[Excerpts from a figure dataset]
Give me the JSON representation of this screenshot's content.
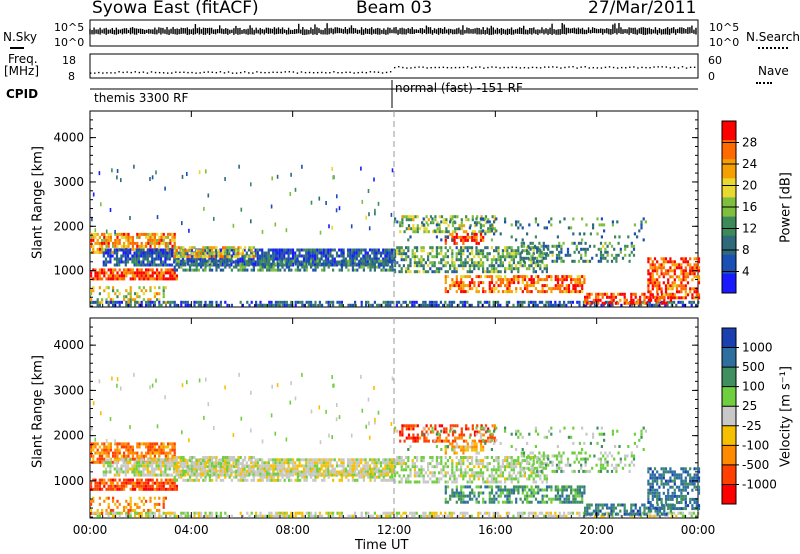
{
  "header": {
    "station": "Syowa East (fitACF)",
    "beam": "Beam 03",
    "date": "27/Mar/2011"
  },
  "strips": {
    "nsky_label": "N.Sky",
    "nsky_ticks": [
      "10^5",
      "10^0"
    ],
    "nsearch_label": "N.Search",
    "nsearch_ticks": [
      "10^5",
      "10^0"
    ],
    "freq_label": "Freq.",
    "freq_unit": "[MHz]",
    "freq_ticks": [
      "18",
      "8"
    ],
    "nave_label": "Nave",
    "nave_ticks": [
      "60",
      "0"
    ],
    "cpid_label": "CPID",
    "cpid_segments": [
      {
        "start_hour": 0,
        "text": "themis 3300 RF"
      },
      {
        "start_hour": 12,
        "text": "normal (fast) -151 RF"
      }
    ]
  },
  "chart_data": [
    {
      "type": "heatmap",
      "title": "",
      "xlabel": "",
      "ylabel": "Slant Range [km]",
      "xlim": [
        0,
        24
      ],
      "ylim": [
        180,
        4600
      ],
      "yticks": [
        "1000",
        "2000",
        "3000",
        "4000"
      ],
      "colorbar_label": "Power [dB]",
      "colorbar_ticks": [
        "28",
        "24",
        "20",
        "16",
        "12",
        "8",
        "4"
      ],
      "colorbar_range": [
        0,
        32
      ],
      "colormap": [
        "#1a1aff",
        "#1a4fb3",
        "#2f6a7a",
        "#3c8a5a",
        "#7fbf3f",
        "#e8d830",
        "#f5a000",
        "#ff6a00",
        "#ff0000"
      ]
    },
    {
      "type": "heatmap",
      "title": "",
      "xlabel": "Time UT",
      "ylabel": "Slant Range [km]",
      "xlim": [
        0,
        24
      ],
      "ylim": [
        180,
        4600
      ],
      "xticks": [
        "00:00",
        "04:00",
        "08:00",
        "12:00",
        "16:00",
        "20:00",
        "00:00"
      ],
      "yticks": [
        "1000",
        "2000",
        "3000",
        "4000"
      ],
      "colorbar_label": "Velocity [m s⁻¹]",
      "colorbar_ticks": [
        "1000",
        "500",
        "100",
        "25",
        "-25",
        "-100",
        "-500",
        "-1000"
      ],
      "colormap": [
        "#1a3fb0",
        "#2f6fa0",
        "#3f8f5f",
        "#6fcf3f",
        "#c8c8c8",
        "#f5c000",
        "#ff8a00",
        "#ff4000",
        "#ff0000"
      ]
    }
  ],
  "colors": {
    "axis": "#000000",
    "background": "#ffffff"
  }
}
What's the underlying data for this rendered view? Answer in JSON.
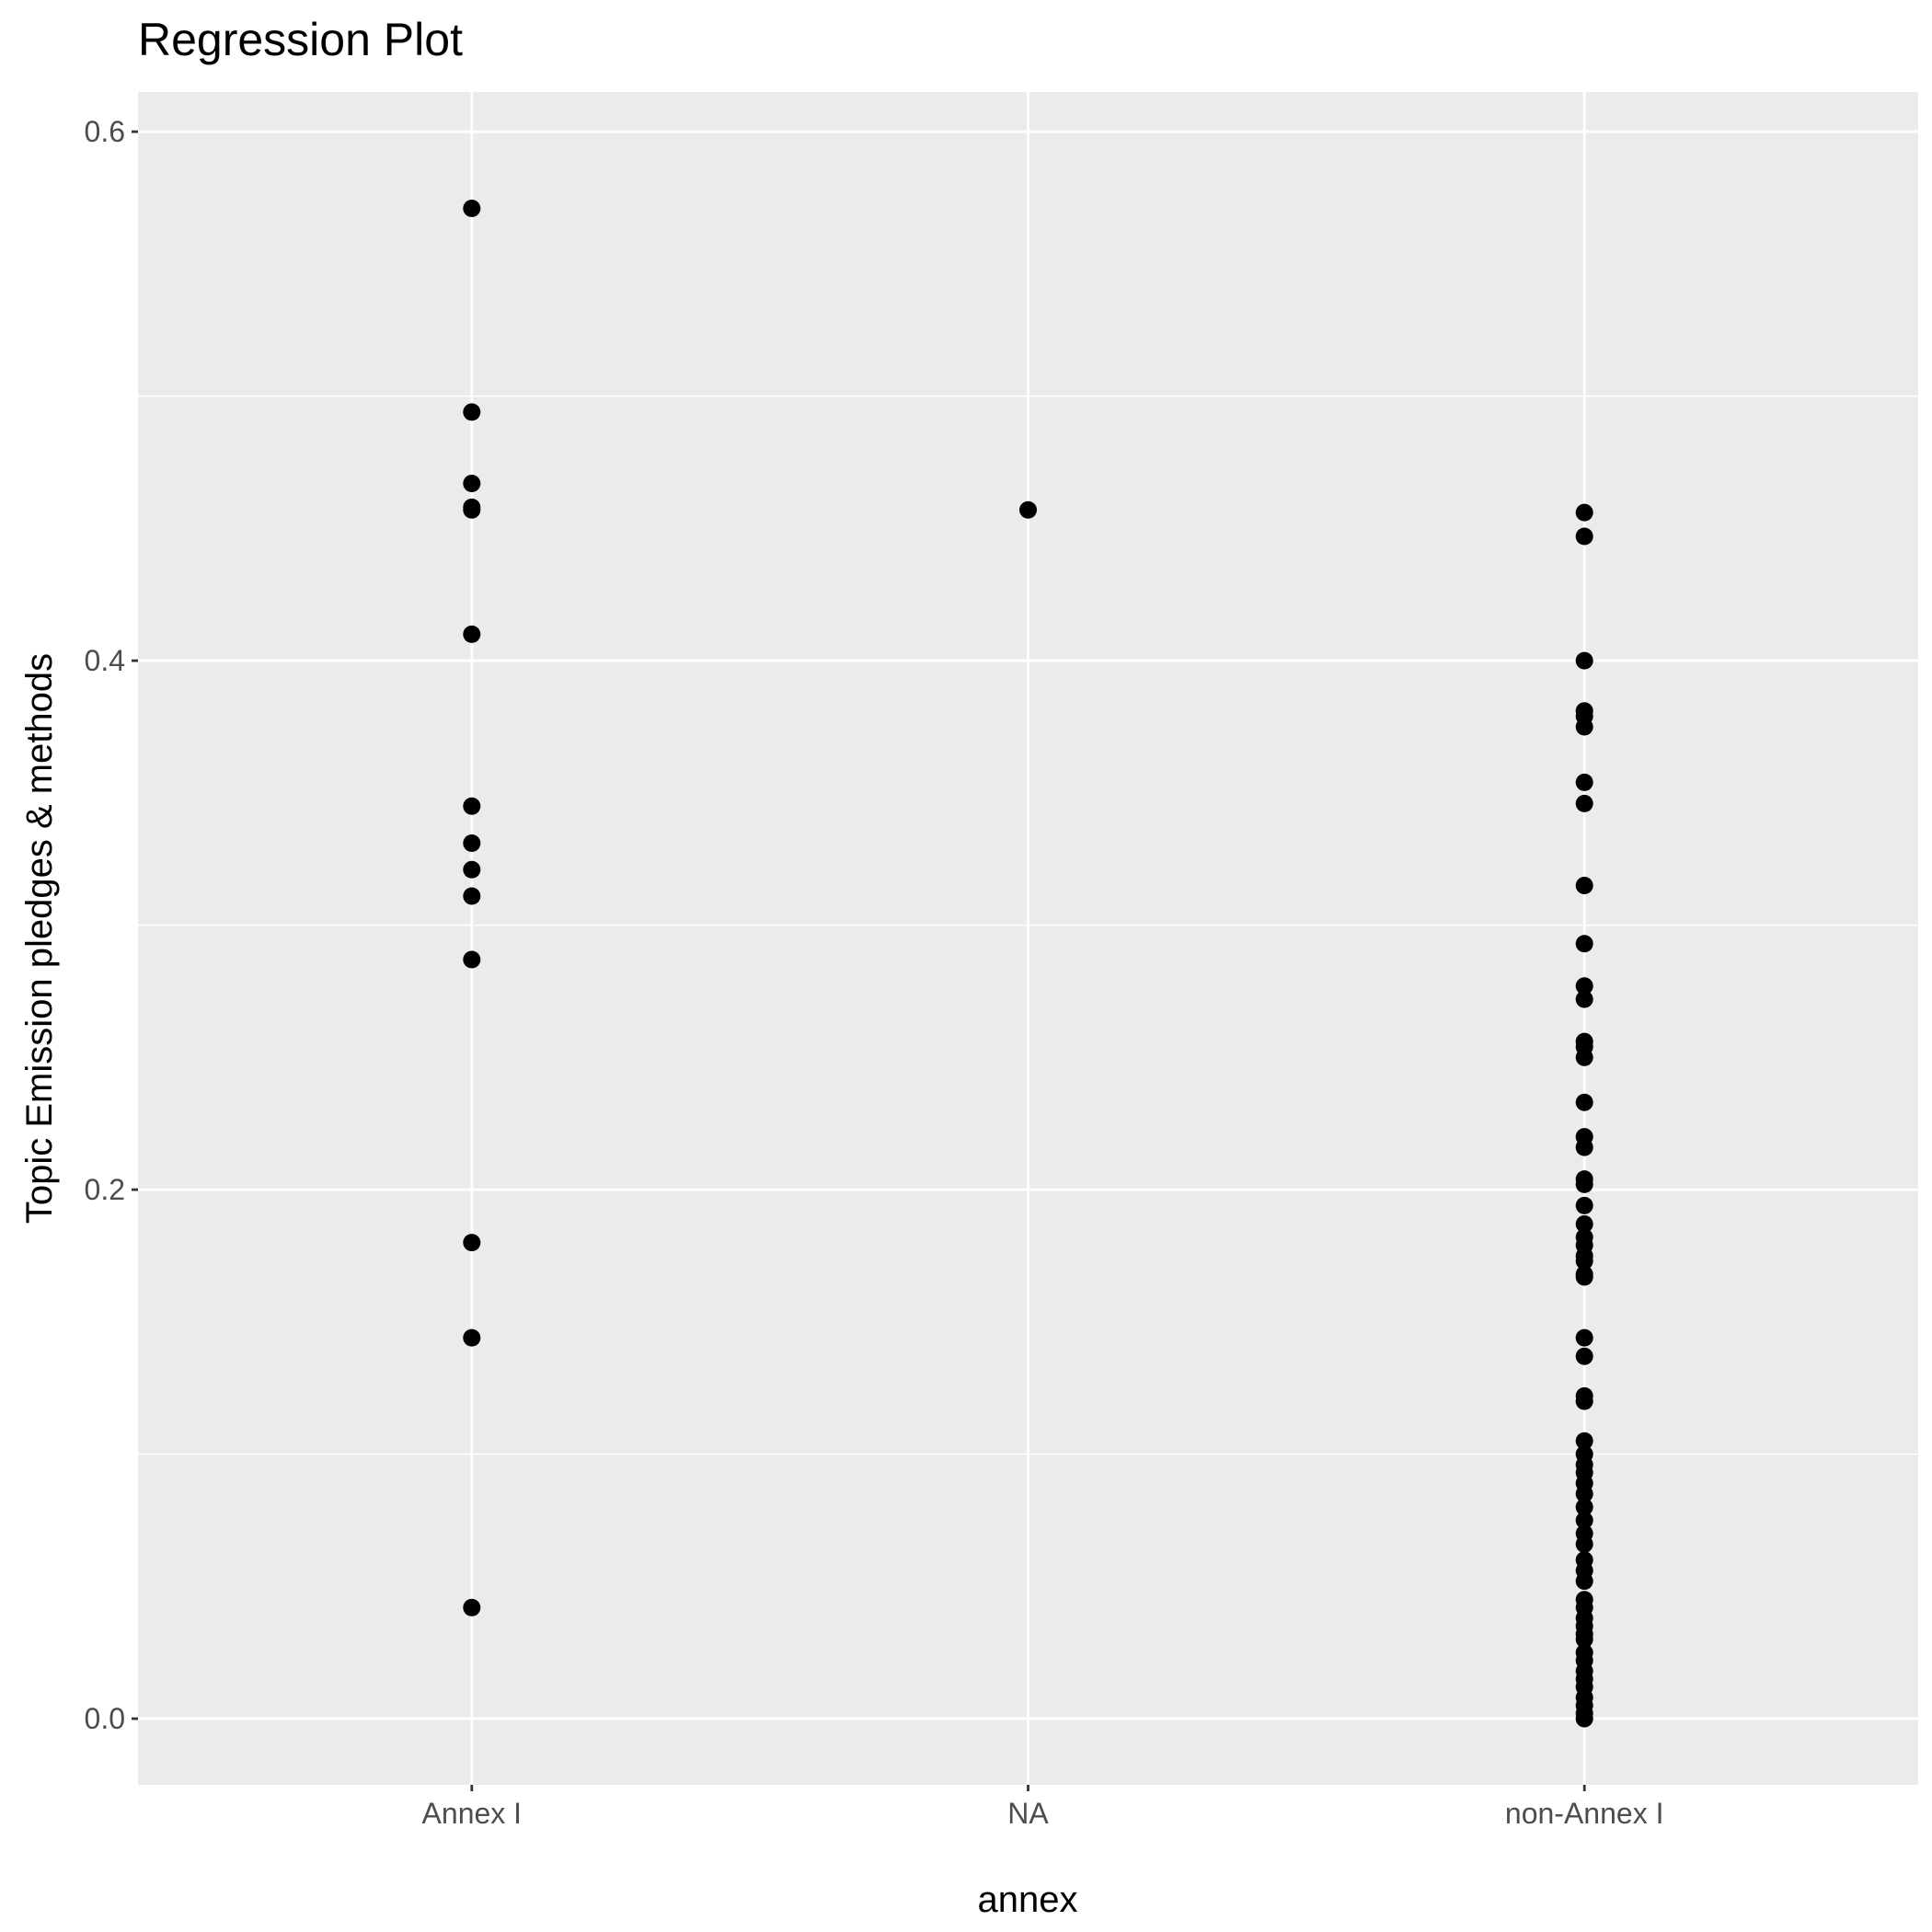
{
  "chart_data": {
    "type": "scatter",
    "title": "Regression Plot",
    "xlabel": "annex",
    "ylabel": "Topic Emission pledges & methods",
    "categories": [
      "Annex I",
      "NA",
      "non-Annex I"
    ],
    "ylim": [
      -0.025,
      0.615
    ],
    "y_ticks": [
      0.0,
      0.2,
      0.4,
      0.6
    ],
    "y_tick_labels": [
      "0.0",
      "0.2",
      "0.4",
      "0.6"
    ],
    "grid": true,
    "legend": "none",
    "series": [
      {
        "category": "Annex I",
        "values": [
          0.571,
          0.494,
          0.467,
          0.458,
          0.457,
          0.41,
          0.345,
          0.331,
          0.321,
          0.311,
          0.287,
          0.18,
          0.144,
          0.042
        ]
      },
      {
        "category": "NA",
        "values": [
          0.457
        ]
      },
      {
        "category": "non-Annex I",
        "values": [
          0.456,
          0.447,
          0.4,
          0.381,
          0.379,
          0.375,
          0.354,
          0.346,
          0.315,
          0.293,
          0.277,
          0.272,
          0.256,
          0.254,
          0.25,
          0.233,
          0.22,
          0.216,
          0.204,
          0.202,
          0.194,
          0.187,
          0.182,
          0.179,
          0.175,
          0.173,
          0.168,
          0.167,
          0.144,
          0.137,
          0.122,
          0.12,
          0.105,
          0.1,
          0.096,
          0.093,
          0.089,
          0.085,
          0.08,
          0.075,
          0.07,
          0.066,
          0.06,
          0.056,
          0.052,
          0.045,
          0.042,
          0.038,
          0.035,
          0.032,
          0.03,
          0.025,
          0.022,
          0.018,
          0.015,
          0.012,
          0.008,
          0.005,
          0.002,
          0.0
        ]
      }
    ]
  },
  "colors": {
    "panel_background": "#ebebeb",
    "grid_major": "#ffffff",
    "grid_minor": "#ffffff",
    "point": "#000000",
    "tick": "#333333"
  }
}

GIVEN INSTRUCTION: Return a copy of every line that includes the word "category".

PROBLEM SOLUTION:
        "category": "Annex I",
        "category": "NA",
        "category": "non-Annex I",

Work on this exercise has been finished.